▶ _本文_
____
ベース用コンプレッサーとは 今さら聞けない!
コンプレッサー (compressor) とは、「compress=圧縮する」という英語からきた言葉で、エフェクターの一種です。音の強弱の差を縮小する効果があり、「コンプ」と略されて呼ばれることもあります。
音の粒をそろえてくれるコンプレッサーは、安定感あるベースサウンドを作るうえで欠かせません。比較的効果がわかりにくいといわれるコンプレッサーですが、ベース用につくられているのが「ベース用コンプレッサー」というわけです。
ベース用コンプレッサーの選び方 初心者のために音楽DTMライターが解説
音楽ライターの田澤 仁さんに、ベース用コンプレッサーを選ぶときのポイントを教えてもらいました。
【1】音の好みや奏法によって選ぶ
コンプレッサーで作れる音には、それぞれの機種によって個性があります。そのため、好みや奏法にあわせてコンプレッサーを選ぶといいでしょう。
エフェクトがどれだけ効くのかをチェック
ベース用コンプレッサーは大まかに分けると、原音に忠実な自然なサウンドを出せる機種と、いかにもコンプレッサーがかかっているという、いわば人工的なサウンドが得意な機種があります。そのため、どれぐらいエフェクトが効くのかはあらかじめチェックしておくとよいでしょう。
自然なサウンドのものは、ジャンルやボーカルの有無などを問わずオールラウンドに使えます。
一方、スラップのアタックを強烈にしたい、サスティン(音の伸び)を長く伸ばしたいなど、特徴のあるサウンドを出したい場合は、かかり具合がはっきりとわかるものを選ぶとよいでしょう。
____
▶ _設問_
(1) 本文に基づき、次の各問いに答えよ。
(a) コンプレッサーの語源である英語「compress」の意味は何か。
(b) 自然なサウンドを出せる機種は、どのように使えると述べられているか。
(c) 「サスティン」は括弧内でどう言い換えられているか。
(2) 本文の見出しを、登場順にすべて書き出せ。

▶ _記録データ_
____
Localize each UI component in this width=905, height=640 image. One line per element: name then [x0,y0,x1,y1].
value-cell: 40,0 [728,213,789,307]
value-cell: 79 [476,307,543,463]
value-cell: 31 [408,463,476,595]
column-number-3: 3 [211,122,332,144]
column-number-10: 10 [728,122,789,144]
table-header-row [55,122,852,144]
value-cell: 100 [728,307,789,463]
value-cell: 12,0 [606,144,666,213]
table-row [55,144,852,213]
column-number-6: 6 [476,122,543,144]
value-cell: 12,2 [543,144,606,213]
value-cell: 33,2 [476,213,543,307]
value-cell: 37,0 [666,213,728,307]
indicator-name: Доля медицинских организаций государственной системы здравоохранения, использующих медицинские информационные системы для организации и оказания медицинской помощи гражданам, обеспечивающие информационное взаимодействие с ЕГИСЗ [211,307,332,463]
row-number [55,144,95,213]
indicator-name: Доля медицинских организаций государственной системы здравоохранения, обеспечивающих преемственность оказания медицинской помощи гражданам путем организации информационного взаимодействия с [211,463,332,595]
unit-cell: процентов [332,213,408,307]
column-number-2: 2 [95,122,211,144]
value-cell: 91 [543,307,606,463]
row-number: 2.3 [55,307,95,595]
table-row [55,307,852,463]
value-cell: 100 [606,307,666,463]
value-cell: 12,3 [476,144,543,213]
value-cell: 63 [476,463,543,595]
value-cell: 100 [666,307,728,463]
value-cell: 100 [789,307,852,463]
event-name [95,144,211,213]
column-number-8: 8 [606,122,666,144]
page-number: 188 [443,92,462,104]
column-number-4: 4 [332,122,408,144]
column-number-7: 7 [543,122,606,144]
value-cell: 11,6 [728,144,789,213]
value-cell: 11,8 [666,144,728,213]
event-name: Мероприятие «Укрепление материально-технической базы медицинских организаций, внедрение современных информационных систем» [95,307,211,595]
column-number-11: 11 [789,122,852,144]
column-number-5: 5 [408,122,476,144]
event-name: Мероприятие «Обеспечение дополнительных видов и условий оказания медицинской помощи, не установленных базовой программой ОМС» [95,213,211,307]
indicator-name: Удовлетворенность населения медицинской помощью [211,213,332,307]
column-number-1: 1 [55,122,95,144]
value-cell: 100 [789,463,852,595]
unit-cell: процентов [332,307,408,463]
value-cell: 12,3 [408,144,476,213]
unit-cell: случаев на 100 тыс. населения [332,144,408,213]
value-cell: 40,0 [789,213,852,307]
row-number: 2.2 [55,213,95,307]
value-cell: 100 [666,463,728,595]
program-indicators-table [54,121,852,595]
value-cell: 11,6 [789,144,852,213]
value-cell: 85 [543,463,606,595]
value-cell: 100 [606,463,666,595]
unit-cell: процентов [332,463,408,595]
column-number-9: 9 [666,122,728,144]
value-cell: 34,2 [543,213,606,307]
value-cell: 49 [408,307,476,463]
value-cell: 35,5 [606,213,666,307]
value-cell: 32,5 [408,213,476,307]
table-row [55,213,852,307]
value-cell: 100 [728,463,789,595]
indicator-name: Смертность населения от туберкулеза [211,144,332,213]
____
▶ _解答一覧_
(1)
(a) 圧縮する
(b) ジャンルやボーカルの有無などを問わず、オールラウンドに使える。
(c) 音の伸び

(2)
ベース用コンプレッサーとは 今さら聞けない!
ベース用コンプレッサーの選び方 初心者のために音楽DTMライターが解説
【1】音の好みや奏法によって選ぶ
エフェクトがどれだけ効くのかをチェック